(Data records)

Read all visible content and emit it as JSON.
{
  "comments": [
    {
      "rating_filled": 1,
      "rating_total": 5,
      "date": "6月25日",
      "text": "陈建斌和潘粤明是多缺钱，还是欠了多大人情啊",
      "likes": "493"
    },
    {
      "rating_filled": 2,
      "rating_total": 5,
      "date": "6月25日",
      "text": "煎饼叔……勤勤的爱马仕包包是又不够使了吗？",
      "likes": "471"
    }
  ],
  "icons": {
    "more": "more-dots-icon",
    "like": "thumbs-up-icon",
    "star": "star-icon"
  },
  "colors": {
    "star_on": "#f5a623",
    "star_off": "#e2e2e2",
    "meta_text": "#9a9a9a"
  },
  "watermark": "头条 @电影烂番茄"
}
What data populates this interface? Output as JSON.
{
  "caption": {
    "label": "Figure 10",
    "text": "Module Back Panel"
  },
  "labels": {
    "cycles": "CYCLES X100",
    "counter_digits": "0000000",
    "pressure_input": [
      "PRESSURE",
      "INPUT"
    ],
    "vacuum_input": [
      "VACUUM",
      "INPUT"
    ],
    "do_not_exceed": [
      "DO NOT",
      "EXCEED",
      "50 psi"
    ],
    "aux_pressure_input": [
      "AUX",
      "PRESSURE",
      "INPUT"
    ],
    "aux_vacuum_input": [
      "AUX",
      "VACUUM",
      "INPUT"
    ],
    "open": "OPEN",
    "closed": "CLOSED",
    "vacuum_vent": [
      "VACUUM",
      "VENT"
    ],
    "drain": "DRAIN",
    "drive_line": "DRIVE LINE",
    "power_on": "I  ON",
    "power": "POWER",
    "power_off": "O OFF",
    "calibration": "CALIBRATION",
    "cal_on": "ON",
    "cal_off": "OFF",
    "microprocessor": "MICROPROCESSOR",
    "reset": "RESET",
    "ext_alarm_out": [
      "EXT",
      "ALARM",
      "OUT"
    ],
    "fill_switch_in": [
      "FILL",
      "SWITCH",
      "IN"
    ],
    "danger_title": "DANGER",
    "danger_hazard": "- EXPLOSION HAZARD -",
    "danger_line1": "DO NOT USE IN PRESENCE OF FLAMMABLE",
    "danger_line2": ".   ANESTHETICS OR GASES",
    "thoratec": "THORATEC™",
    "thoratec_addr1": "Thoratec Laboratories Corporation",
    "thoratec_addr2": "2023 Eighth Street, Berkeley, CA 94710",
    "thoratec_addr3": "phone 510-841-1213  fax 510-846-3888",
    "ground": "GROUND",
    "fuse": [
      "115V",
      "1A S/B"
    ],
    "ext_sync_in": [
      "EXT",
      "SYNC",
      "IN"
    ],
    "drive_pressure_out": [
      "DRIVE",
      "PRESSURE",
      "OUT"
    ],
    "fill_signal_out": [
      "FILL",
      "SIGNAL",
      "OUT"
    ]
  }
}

- Stated problem -
Repeat exactly the lines from the line containing "What data populates" through the last line of the records above, including both, and nothing else.

- The response -
What data populates this interface? Output as JSON.
{
  "caption": {
    "label": "Figure 10",
    "text": "Module Back Panel"
  },
  "labels": {
    "cycles": "CYCLES X100",
    "counter_digits": "0000000",
    "pressure_input": [
      "PRESSURE",
      "INPUT"
    ],
    "vacuum_input": [
      "VACUUM",
      "INPUT"
    ],
    "do_not_exceed": [
      "DO NOT",
      "EXCEED",
      "50 psi"
    ],
    "aux_pressure_input": [
      "AUX",
      "PRESSURE",
      "INPUT"
    ],
    "aux_vacuum_input": [
      "AUX",
      "VACUUM",
      "INPUT"
    ],
    "open": "OPEN",
    "closed": "CLOSED",
    "vacuum_vent": [
      "VACUUM",
      "VENT"
    ],
    "drain": "DRAIN",
    "drive_line": "DRIVE LINE",
    "power_on": "I  ON",
    "power": "POWER",
    "power_off": "O OFF",
    "calibration": "CALIBRATION",
    "cal_on": "ON",
    "cal_off": "OFF",
    "microprocessor": "MICROPROCESSOR",
    "reset": "RESET",
    "ext_alarm_out": [
      "EXT",
      "ALARM",
      "OUT"
    ],
    "fill_switch_in": [
      "FILL",
      "SWITCH",
      "IN"
    ],
    "danger_title": "DANGER",
    "danger_hazard": "- EXPLOSION HAZARD -",
    "danger_line1": "DO NOT USE IN PRESENCE OF FLAMMABLE",
    "danger_line2": ".   ANESTHETICS OR GASES",
    "thoratec": "THORATEC™",
    "thoratec_addr1": "Thoratec Laboratories Corporation",
    "thoratec_addr2": "2023 Eighth Street, Berkeley, CA 94710",
    "thoratec_addr3": "phone 510-841-1213  fax 510-846-3888",
    "ground": "GROUND",
    "fuse": [
      "115V",
      "1A S/B"
    ],
    "ext_sync_in": [
      "EXT",
      "SYNC",
      "IN"
    ],
    "drive_pressure_out": [
      "DRIVE",
      "PRESSURE",
      "OUT"
    ],
    "fill_signal_out": [
      "FILL",
      "SIGNAL",
      "OUT"
    ]
  }
}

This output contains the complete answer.